(Records excerpted from a collection)
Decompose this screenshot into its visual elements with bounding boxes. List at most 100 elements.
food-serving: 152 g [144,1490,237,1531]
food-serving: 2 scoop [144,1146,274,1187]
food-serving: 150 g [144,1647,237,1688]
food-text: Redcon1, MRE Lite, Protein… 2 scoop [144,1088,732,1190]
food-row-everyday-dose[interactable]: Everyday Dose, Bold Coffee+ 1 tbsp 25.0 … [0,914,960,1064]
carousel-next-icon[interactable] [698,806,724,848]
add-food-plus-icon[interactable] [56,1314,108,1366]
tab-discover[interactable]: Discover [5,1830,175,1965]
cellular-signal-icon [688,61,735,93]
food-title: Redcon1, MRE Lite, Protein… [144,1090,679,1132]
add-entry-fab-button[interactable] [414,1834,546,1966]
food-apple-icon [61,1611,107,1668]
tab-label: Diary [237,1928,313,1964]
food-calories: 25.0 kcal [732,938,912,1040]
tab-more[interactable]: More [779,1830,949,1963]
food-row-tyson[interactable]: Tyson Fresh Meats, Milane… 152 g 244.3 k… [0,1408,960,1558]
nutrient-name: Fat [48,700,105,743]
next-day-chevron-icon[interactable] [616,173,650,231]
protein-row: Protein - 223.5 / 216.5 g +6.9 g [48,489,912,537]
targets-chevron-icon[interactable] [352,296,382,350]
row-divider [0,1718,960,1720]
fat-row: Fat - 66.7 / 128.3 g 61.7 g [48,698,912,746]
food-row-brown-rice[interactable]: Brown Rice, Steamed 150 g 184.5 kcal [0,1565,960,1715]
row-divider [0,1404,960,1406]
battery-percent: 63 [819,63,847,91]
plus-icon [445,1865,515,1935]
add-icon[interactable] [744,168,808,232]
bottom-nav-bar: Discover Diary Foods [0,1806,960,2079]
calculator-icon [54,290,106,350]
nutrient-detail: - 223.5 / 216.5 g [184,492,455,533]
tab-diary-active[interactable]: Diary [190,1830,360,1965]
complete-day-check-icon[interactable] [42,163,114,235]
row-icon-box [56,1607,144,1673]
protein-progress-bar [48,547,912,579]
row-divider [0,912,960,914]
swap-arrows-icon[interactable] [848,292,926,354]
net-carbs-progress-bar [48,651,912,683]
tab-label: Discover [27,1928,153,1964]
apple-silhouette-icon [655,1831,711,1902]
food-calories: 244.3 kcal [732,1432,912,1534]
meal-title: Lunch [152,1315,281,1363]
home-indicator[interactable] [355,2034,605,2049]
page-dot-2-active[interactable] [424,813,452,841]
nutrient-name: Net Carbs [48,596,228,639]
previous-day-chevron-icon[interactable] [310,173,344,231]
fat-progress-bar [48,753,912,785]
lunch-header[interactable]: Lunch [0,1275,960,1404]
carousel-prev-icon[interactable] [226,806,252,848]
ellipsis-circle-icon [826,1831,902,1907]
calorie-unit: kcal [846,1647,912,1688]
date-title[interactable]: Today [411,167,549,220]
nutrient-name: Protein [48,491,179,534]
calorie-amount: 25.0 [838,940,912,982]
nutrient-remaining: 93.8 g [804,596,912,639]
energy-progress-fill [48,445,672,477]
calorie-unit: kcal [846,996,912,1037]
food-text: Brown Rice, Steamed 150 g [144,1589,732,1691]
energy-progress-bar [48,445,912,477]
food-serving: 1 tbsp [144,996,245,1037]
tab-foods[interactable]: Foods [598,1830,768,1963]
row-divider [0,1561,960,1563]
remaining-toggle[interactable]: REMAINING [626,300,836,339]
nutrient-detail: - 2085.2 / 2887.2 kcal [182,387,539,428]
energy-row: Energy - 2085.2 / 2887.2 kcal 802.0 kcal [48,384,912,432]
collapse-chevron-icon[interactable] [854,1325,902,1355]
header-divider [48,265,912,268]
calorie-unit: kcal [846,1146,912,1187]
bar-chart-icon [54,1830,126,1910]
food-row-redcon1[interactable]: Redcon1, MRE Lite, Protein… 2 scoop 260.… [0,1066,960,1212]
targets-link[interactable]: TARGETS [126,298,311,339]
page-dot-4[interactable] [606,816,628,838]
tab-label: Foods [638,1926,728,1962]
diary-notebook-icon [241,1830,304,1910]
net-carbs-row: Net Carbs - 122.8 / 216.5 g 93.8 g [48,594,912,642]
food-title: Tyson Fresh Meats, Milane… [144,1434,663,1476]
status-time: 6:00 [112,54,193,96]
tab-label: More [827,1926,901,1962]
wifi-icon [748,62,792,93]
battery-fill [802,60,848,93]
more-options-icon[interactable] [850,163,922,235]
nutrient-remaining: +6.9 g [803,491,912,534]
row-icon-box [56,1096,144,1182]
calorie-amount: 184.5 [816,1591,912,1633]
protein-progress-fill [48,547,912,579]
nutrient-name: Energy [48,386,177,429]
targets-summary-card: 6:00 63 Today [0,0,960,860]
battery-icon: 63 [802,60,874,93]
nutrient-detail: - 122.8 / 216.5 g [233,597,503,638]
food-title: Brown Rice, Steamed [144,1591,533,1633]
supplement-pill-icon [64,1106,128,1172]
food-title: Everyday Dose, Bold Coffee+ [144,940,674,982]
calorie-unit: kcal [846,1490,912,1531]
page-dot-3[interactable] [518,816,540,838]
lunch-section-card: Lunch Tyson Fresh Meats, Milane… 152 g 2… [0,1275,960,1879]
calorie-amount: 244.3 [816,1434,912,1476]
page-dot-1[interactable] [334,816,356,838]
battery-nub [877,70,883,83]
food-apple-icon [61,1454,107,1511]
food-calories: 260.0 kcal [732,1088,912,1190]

→ TASK PROMPT: Quote all of the entries verbatim.

→ SOLUTION FOR THIS EXERCISE:
Decompose this screenshot into its visual elements with bounding boxes. List at most 100 elements.
food-serving: 152 g [144,1490,237,1531]
food-serving: 2 scoop [144,1146,274,1187]
food-serving: 150 g [144,1647,237,1688]
food-text: Redcon1, MRE Lite, Protein… 2 scoop [144,1088,732,1190]
food-row-everyday-dose[interactable]: Everyday Dose, Bold Coffee+ 1 tbsp 25.0 … [0,914,960,1064]
carousel-next-icon[interactable] [698,806,724,848]
add-food-plus-icon[interactable] [56,1314,108,1366]
tab-discover[interactable]: Discover [5,1830,175,1965]
cellular-signal-icon [688,61,735,93]
food-title: Redcon1, MRE Lite, Protein… [144,1090,679,1132]
add-entry-fab-button[interactable] [414,1834,546,1966]
food-apple-icon [61,1611,107,1668]
tab-label: Diary [237,1928,313,1964]
food-calories: 25.0 kcal [732,938,912,1040]
tab-more[interactable]: More [779,1830,949,1963]
food-row-tyson[interactable]: Tyson Fresh Meats, Milane… 152 g 244.3 k… [0,1408,960,1558]
nutrient-name: Fat [48,700,105,743]
next-day-chevron-icon[interactable] [616,173,650,231]
protein-row: Protein - 223.5 / 216.5 g +6.9 g [48,489,912,537]
targets-chevron-icon[interactable] [352,296,382,350]
row-divider [0,1718,960,1720]
fat-row: Fat - 66.7 / 128.3 g 61.7 g [48,698,912,746]
food-row-brown-rice[interactable]: Brown Rice, Steamed 150 g 184.5 kcal [0,1565,960,1715]
row-divider [0,1404,960,1406]
battery-percent: 63 [819,63,847,91]
plus-icon [445,1865,515,1935]
add-icon[interactable] [744,168,808,232]
bottom-nav-bar: Discover Diary Foods [0,1806,960,2079]
calculator-icon [54,290,106,350]
nutrient-detail: - 223.5 / 216.5 g [184,492,455,533]
tab-diary-active[interactable]: Diary [190,1830,360,1965]
complete-day-check-icon[interactable] [42,163,114,235]
row-icon-box [56,1607,144,1673]
protein-progress-bar [48,547,912,579]
row-divider [0,912,960,914]
swap-arrows-icon[interactable] [848,292,926,354]
net-carbs-progress-bar [48,651,912,683]
tab-label: Discover [27,1928,153,1964]
apple-silhouette-icon [655,1831,711,1902]
food-calories: 244.3 kcal [732,1432,912,1534]
meal-title: Lunch [152,1315,281,1363]
home-indicator[interactable] [355,2034,605,2049]
page-dot-2-active[interactable] [424,813,452,841]
nutrient-name: Net Carbs [48,596,228,639]
previous-day-chevron-icon[interactable] [310,173,344,231]
fat-progress-bar [48,753,912,785]
lunch-header[interactable]: Lunch [0,1275,960,1404]
carousel-prev-icon[interactable] [226,806,252,848]
ellipsis-circle-icon [826,1831,902,1907]
calorie-unit: kcal [846,1647,912,1688]
date-title[interactable]: Today [411,167,549,220]
nutrient-name: Protein [48,491,179,534]
calorie-amount: 25.0 [838,940,912,982]
nutrient-remaining: 93.8 g [804,596,912,639]
energy-progress-fill [48,445,672,477]
calorie-unit: kcal [846,996,912,1037]
food-text: Brown Rice, Steamed 150 g [144,1589,732,1691]
energy-progress-bar [48,445,912,477]
food-serving: 1 tbsp [144,996,245,1037]
tab-foods[interactable]: Foods [598,1830,768,1963]
row-divider [0,1561,960,1563]
remaining-toggle[interactable]: REMAINING [626,300,836,339]
nutrient-detail: - 2085.2 / 2887.2 kcal [182,387,539,428]
energy-row: Energy - 2085.2 / 2887.2 kcal 802.0 kcal [48,384,912,432]
collapse-chevron-icon[interactable] [854,1325,902,1355]
header-divider [48,265,912,268]
calorie-unit: kcal [846,1146,912,1187]
bar-chart-icon [54,1830,126,1910]
food-row-redcon1[interactable]: Redcon1, MRE Lite, Protein… 2 scoop 260.… [0,1066,960,1212]
targets-link[interactable]: TARGETS [126,298,311,339]
page-dot-4[interactable] [606,816,628,838]
tab-label: Foods [638,1926,728,1962]
diary-notebook-icon [241,1830,304,1910]
net-carbs-row: Net Carbs - 122.8 / 216.5 g 93.8 g [48,594,912,642]
food-title: Tyson Fresh Meats, Milane… [144,1434,663,1476]
status-time: 6:00 [112,54,193,96]
tab-label: More [827,1926,901,1962]
wifi-icon [748,62,792,93]
battery-fill [802,60,848,93]
more-options-icon[interactable] [850,163,922,235]
nutrient-remaining: +6.9 g [803,491,912,534]
row-icon-box [56,1096,144,1182]
calorie-amount: 184.5 [816,1591,912,1633]
protein-progress-fill [48,547,912,579]
nutrient-name: Energy [48,386,177,429]
targets-summary-card: 6:00 63 Today [0,0,960,860]
battery-icon: 63 [802,60,874,93]
nutrient-detail: - 122.8 / 216.5 g [233,597,503,638]
food-title: Brown Rice, Steamed [144,1591,533,1633]
supplement-pill-icon [64,1106,128,1172]
food-title: Everyday Dose, Bold Coffee+ [144,940,674,982]
calorie-unit: kcal [846,1490,912,1531]
page-dot-3[interactable] [518,816,540,838]
lunch-section-card: Lunch Tyson Fresh Meats, Milane… 152 g 2… [0,1275,960,1879]
calorie-amount: 244.3 [816,1434,912,1476]
page-dot-1[interactable] [334,816,356,838]
battery-nub [877,70,883,83]
food-apple-icon [61,1454,107,1511]
food-calories: 260.0 kcal [732,1088,912,1190]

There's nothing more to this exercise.